SET TASK: Retype the material that follows, keeping every word as it is.

A block of data:
--------------------------------

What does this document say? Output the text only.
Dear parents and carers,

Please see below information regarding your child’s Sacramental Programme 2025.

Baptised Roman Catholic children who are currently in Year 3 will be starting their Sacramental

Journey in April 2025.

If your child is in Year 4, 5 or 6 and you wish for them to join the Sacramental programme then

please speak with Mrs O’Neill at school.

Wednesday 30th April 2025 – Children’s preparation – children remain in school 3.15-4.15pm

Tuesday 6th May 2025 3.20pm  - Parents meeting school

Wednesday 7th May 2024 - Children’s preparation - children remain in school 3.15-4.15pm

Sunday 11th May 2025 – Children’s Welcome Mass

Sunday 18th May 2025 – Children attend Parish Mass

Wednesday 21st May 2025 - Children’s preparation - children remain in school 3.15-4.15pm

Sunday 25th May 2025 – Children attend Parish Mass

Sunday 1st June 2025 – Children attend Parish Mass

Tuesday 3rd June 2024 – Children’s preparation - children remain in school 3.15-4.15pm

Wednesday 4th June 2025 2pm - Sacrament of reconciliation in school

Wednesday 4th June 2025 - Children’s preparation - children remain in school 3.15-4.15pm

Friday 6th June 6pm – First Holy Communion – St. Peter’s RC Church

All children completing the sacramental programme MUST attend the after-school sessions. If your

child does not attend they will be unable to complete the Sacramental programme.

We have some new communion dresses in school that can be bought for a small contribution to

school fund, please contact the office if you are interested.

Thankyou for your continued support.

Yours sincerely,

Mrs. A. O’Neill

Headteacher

--------------------------------

THE ANSWER:
What does this document say? Output the text only.
Dear parents and carers,

Please see below information regarding your child’s Sacramental Programme 2025.

Baptised Roman Catholic children who are currently in Year 3 will be starting their Sacramental

Journey in April 2025.

If your child is in Year 4, 5 or 6 and you wish for them to join the Sacramental programme then

please speak with Mrs O’Neill at school.

Wednesday 30th April 2025 – Children’s preparation – children remain in school 3.15-4.15pm

Tuesday 6th May 2025 3.20pm  - Parents meeting school

Wednesday 7th May 2024 - Children’s preparation - children remain in school 3.15-4.15pm

Sunday 11th May 2025 – Children’s Welcome Mass

Sunday 18th May 2025 – Children attend Parish Mass

Wednesday 21st May 2025 - Children’s preparation - children remain in school 3.15-4.15pm

Sunday 25th May 2025 – Children attend Parish Mass

Sunday 1st June 2025 – Children attend Parish Mass

Tuesday 3rd June 2024 – Children’s preparation - children remain in school 3.15-4.15pm

Wednesday 4th June 2025 2pm - Sacrament of reconciliation in school

Wednesday 4th June 2025 - Children’s preparation - children remain in school 3.15-4.15pm

Friday 6th June 6pm – First Holy Communion – St. Peter’s RC Church

All children completing the sacramental programme MUST attend the after-school sessions. If your

child does not attend they will be unable to complete the Sacramental programme.

We have some new communion dresses in school that can be bought for a small contribution to

school fund, please contact the office if you are interested.

Thankyou for your continued support.

Yours sincerely,

Mrs. A. O’Neill

Headteacher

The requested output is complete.